• Task prompt:
Throughout the listing below, show every line in which "TTDR" occurs.

==== Records ====

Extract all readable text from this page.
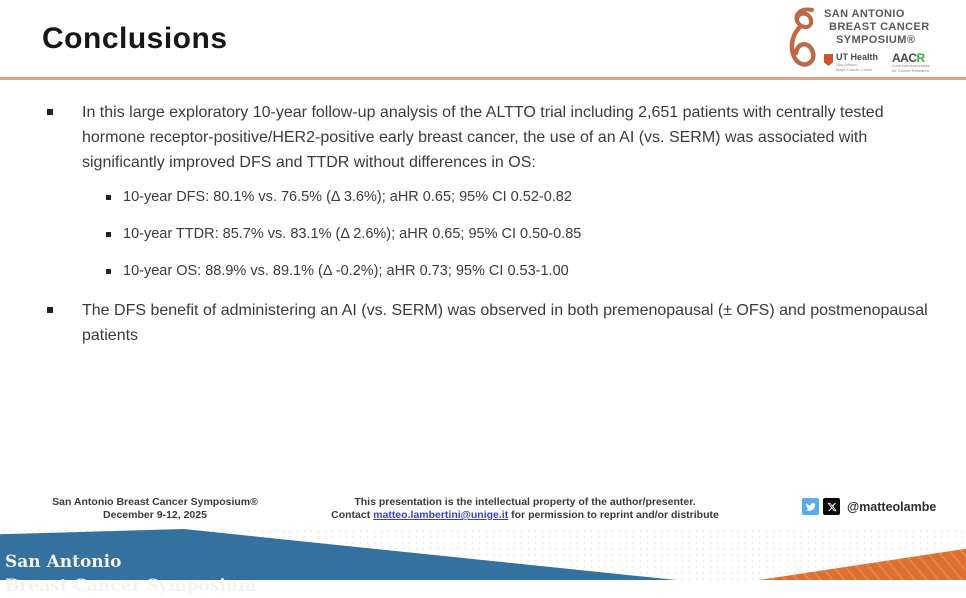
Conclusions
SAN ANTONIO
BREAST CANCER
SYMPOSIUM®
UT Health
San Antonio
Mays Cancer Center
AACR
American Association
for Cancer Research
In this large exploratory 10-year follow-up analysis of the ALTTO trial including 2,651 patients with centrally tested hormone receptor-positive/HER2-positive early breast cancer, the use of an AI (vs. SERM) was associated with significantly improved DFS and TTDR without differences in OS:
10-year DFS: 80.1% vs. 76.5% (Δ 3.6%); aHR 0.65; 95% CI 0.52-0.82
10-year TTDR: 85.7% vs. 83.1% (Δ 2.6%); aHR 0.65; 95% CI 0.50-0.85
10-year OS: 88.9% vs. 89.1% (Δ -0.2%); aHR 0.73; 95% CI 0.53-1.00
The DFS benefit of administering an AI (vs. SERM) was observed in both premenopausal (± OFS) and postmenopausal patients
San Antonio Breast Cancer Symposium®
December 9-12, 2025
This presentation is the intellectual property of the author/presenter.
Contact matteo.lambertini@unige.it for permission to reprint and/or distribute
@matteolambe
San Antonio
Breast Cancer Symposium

====
==== Records ====

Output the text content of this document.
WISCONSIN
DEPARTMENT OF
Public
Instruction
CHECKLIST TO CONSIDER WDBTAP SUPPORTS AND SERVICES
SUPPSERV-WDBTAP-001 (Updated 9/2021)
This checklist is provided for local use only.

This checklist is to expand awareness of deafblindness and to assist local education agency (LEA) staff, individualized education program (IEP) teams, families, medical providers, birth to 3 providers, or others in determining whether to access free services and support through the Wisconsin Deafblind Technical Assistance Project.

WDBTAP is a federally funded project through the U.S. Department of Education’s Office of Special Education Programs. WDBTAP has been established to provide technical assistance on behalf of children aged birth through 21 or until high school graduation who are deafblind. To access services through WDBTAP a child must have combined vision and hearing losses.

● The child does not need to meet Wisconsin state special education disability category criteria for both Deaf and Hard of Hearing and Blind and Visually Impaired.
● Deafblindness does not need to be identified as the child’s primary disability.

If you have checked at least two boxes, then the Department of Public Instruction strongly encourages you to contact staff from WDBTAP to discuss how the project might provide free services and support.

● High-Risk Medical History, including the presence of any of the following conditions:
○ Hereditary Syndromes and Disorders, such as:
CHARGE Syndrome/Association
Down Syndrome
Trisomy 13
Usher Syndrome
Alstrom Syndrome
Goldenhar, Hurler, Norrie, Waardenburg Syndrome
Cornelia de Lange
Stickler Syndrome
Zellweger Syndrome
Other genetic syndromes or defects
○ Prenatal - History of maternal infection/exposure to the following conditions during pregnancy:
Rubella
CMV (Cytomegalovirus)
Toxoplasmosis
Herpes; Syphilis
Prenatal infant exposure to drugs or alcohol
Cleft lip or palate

====
==== Records ====

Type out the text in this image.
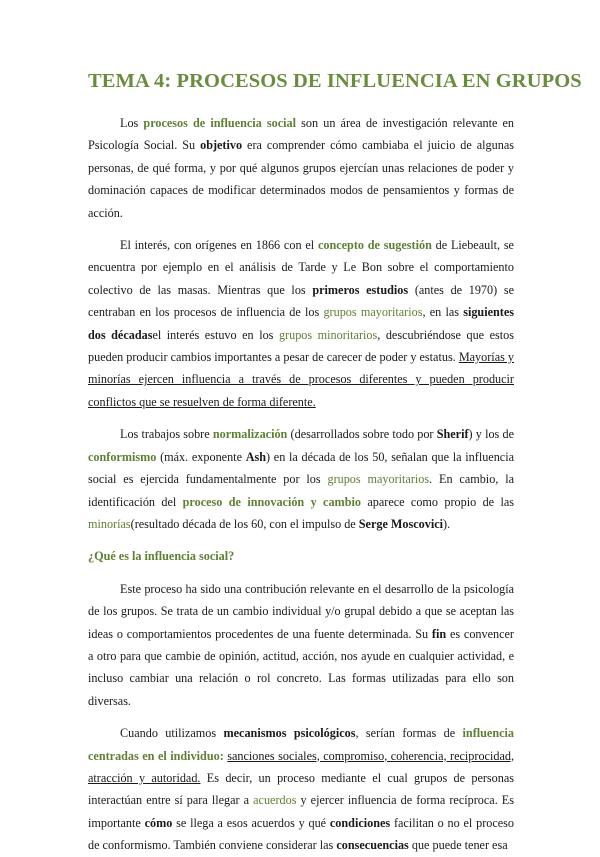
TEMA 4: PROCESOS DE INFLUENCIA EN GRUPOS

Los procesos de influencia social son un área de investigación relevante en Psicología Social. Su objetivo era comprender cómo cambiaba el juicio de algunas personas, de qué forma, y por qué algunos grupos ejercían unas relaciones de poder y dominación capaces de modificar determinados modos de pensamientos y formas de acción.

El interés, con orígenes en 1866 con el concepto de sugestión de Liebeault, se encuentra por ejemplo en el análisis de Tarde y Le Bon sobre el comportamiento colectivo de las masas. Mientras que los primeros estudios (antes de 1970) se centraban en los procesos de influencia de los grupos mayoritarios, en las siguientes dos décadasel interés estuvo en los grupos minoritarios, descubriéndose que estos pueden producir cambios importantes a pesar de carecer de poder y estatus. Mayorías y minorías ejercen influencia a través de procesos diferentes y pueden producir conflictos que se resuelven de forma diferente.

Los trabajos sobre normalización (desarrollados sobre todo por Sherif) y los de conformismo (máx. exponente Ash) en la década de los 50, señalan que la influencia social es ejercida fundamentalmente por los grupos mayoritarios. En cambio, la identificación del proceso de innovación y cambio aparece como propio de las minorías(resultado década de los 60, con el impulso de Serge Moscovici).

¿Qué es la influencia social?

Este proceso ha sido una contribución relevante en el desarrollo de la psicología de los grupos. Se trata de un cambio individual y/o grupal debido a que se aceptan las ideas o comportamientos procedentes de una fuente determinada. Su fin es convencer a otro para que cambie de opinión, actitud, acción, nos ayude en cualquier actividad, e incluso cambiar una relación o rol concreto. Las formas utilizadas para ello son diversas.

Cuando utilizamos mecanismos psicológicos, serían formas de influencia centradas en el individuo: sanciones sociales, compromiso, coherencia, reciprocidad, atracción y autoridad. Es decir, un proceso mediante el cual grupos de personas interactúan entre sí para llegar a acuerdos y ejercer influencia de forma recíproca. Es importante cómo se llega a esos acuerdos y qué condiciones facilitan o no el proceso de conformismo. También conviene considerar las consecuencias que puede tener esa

====

• Answer section:
In this large exploratory 10-year follow-up analysis of the ALTTO trial including 2,651 patients with centrally tested hormone receptor-positive/HER2-positive early breast cancer, the use of an AI (vs. SERM) was associated with significantly improved DFS and TTDR without differences in OS:
10-year TTDR: 85.7% vs. 83.1% (Δ 2.6%); aHR 0.65; 95% CI 0.50-0.85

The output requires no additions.